* WHAT YOU HAVE TO DO
Reproduce the data below in full and exclude every picture.

* PROVIDED MATERIAL
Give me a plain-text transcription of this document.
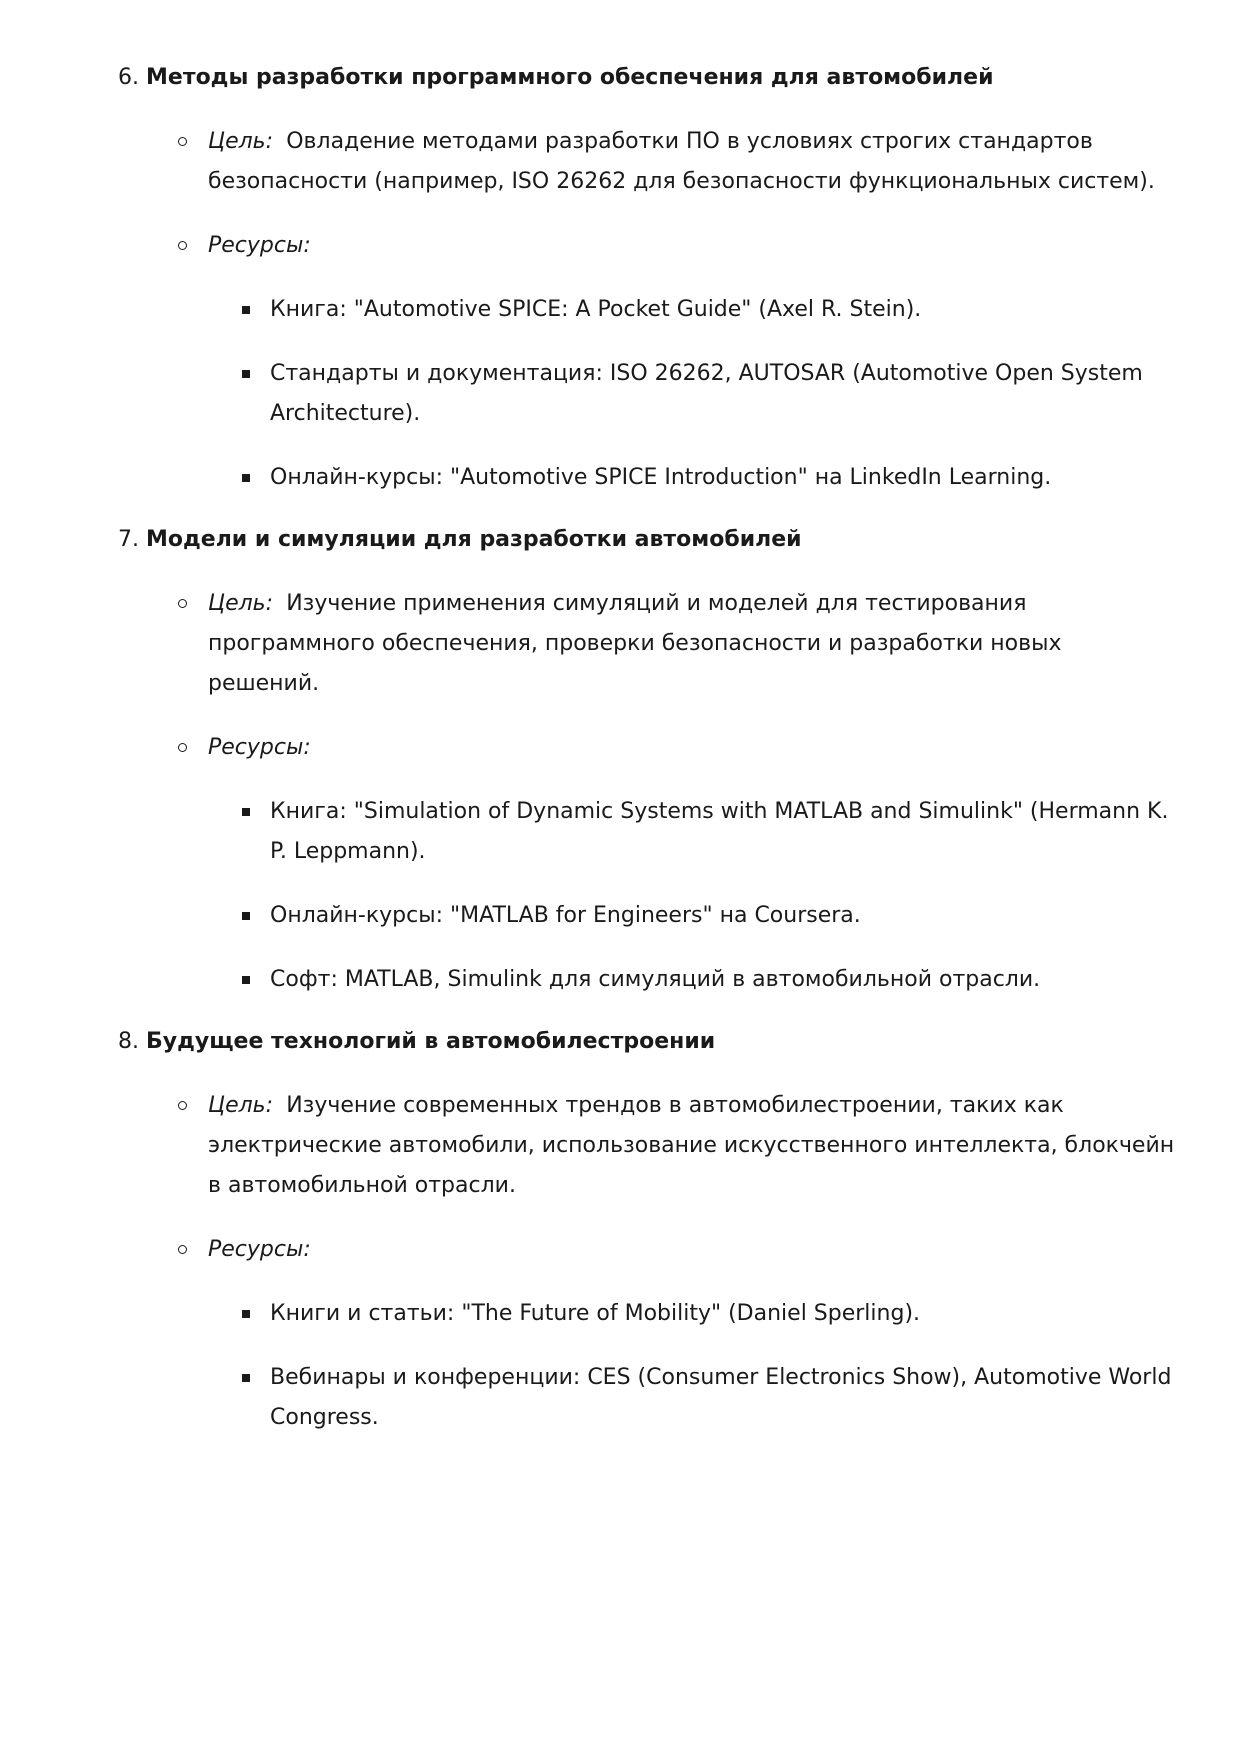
6. Методы разработки программного обеспечения для автомобилей
Цель: Овладение методами разработки ПО в условиях строгих стандартов безопасности (например, ISO 26262 для безопасности функциональных систем).
Ресурсы:
Книга: "Automotive SPICE: A Pocket Guide" (Axel R. Stein).
Стандарты и документация: ISO 26262, AUTOSAR (Automotive Open System Architecture).
Онлайн-курсы: "Automotive SPICE Introduction" на LinkedIn Learning.
7. Модели и симуляции для разработки автомобилей
Цель: Изучение применения симуляций и моделей для тестирования программного обеспечения, проверки безопасности и разработки новых решений.
Ресурсы:
Книга: "Simulation of Dynamic Systems with MATLAB and Simulink" (Hermann K. P. Leppmann).
Онлайн-курсы: "MATLAB for Engineers" на Coursera.
Софт: MATLAB, Simulink для симуляций в автомобильной отрасли.
8. Будущее технологий в автомобилестроении
Цель: Изучение современных трендов в автомобилестроении, таких как электрические автомобили, использование искусственного интеллекта, блокчейн в автомобильной отрасли.
Ресурсы:
Книги и статьи: "The Future of Mobility" (Daniel Sperling).
Вебинары и конференции: CES (Consumer Electronics Show), Automotive World Congress.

* SOLUTION TO THE PROBLEM
Give me a plain-text transcription of this document.
6. Методы разработки программного обеспечения для автомобилей
Цель: Овладение методами разработки ПО в условиях строгих стандартов безопасности (например, ISO 26262 для безопасности функциональных систем).
Ресурсы:
Книга: "Automotive SPICE: A Pocket Guide" (Axel R. Stein).
Стандарты и документация: ISO 26262, AUTOSAR (Automotive Open System Architecture).
Онлайн-курсы: "Automotive SPICE Introduction" на LinkedIn Learning.
7. Модели и симуляции для разработки автомобилей
Цель: Изучение применения симуляций и моделей для тестирования программного обеспечения, проверки безопасности и разработки новых решений.
Ресурсы:
Книга: "Simulation of Dynamic Systems with MATLAB and Simulink" (Hermann K. P. Leppmann).
Онлайн-курсы: "MATLAB for Engineers" на Coursera.
Софт: MATLAB, Simulink для симуляций в автомобильной отрасли.
8. Будущее технологий в автомобилестроении
Цель: Изучение современных трендов в автомобилестроении, таких как электрические автомобили, использование искусственного интеллекта, блокчейн в автомобильной отрасли.
Ресурсы:
Книги и статьи: "The Future of Mobility" (Daniel Sperling).
Вебинары и конференции: CES (Consumer Electronics Show), Automotive World Congress.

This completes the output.